→ **What the exercise asks**:
Take the records underneath and set them down exactly.
● ● ●
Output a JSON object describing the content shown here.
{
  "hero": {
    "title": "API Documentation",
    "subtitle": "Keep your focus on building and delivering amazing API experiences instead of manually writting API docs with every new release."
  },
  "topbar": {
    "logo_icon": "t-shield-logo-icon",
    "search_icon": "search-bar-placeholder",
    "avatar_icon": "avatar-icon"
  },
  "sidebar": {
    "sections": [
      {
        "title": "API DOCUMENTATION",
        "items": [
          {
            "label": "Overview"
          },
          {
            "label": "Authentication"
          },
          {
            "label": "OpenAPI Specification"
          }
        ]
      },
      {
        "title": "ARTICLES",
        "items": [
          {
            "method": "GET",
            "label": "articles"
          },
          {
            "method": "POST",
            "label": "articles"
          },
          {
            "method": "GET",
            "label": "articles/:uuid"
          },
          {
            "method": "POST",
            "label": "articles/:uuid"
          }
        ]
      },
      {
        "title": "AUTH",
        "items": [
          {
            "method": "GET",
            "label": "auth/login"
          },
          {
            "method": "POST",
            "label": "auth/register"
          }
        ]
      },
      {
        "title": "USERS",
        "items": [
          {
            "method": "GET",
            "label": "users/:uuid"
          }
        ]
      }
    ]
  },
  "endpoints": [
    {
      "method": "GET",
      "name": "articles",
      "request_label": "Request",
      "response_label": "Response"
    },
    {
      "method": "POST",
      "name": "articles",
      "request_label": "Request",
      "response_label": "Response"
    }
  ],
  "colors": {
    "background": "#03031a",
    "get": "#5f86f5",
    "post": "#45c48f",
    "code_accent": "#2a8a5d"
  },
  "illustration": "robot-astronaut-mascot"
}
● ● ●
→ **The solution**:
Output a JSON object describing the content shown here.
{
  "hero": {
    "title": "API Documentation",
    "subtitle": "Keep your focus on building and delivering amazing API experiences instead of manually writting API docs with every new release."
  },
  "topbar": {
    "logo_icon": "t-shield-logo-icon",
    "search_icon": "search-bar-placeholder",
    "avatar_icon": "avatar-icon"
  },
  "sidebar": {
    "sections": [
      {
        "title": "API DOCUMENTATION",
        "items": [
          {
            "label": "Overview"
          },
          {
            "label": "Authentication"
          },
          {
            "label": "OpenAPI Specification"
          }
        ]
      },
      {
        "title": "ARTICLES",
        "items": [
          {
            "method": "GET",
            "label": "articles"
          },
          {
            "method": "POST",
            "label": "articles"
          },
          {
            "method": "GET",
            "label": "articles/:uuid"
          },
          {
            "method": "POST",
            "label": "articles/:uuid"
          }
        ]
      },
      {
        "title": "AUTH",
        "items": [
          {
            "method": "GET",
            "label": "auth/login"
          },
          {
            "method": "POST",
            "label": "auth/register"
          }
        ]
      },
      {
        "title": "USERS",
        "items": [
          {
            "method": "GET",
            "label": "users/:uuid"
          }
        ]
      }
    ]
  },
  "endpoints": [
    {
      "method": "GET",
      "name": "articles",
      "request_label": "Request",
      "response_label": "Response"
    },
    {
      "method": "POST",
      "name": "articles",
      "request_label": "Request",
      "response_label": "Response"
    }
  ],
  "colors": {
    "background": "#03031a",
    "get": "#5f86f5",
    "post": "#45c48f",
    "code_accent": "#2a8a5d"
  },
  "illustration": "robot-astronaut-mascot"
}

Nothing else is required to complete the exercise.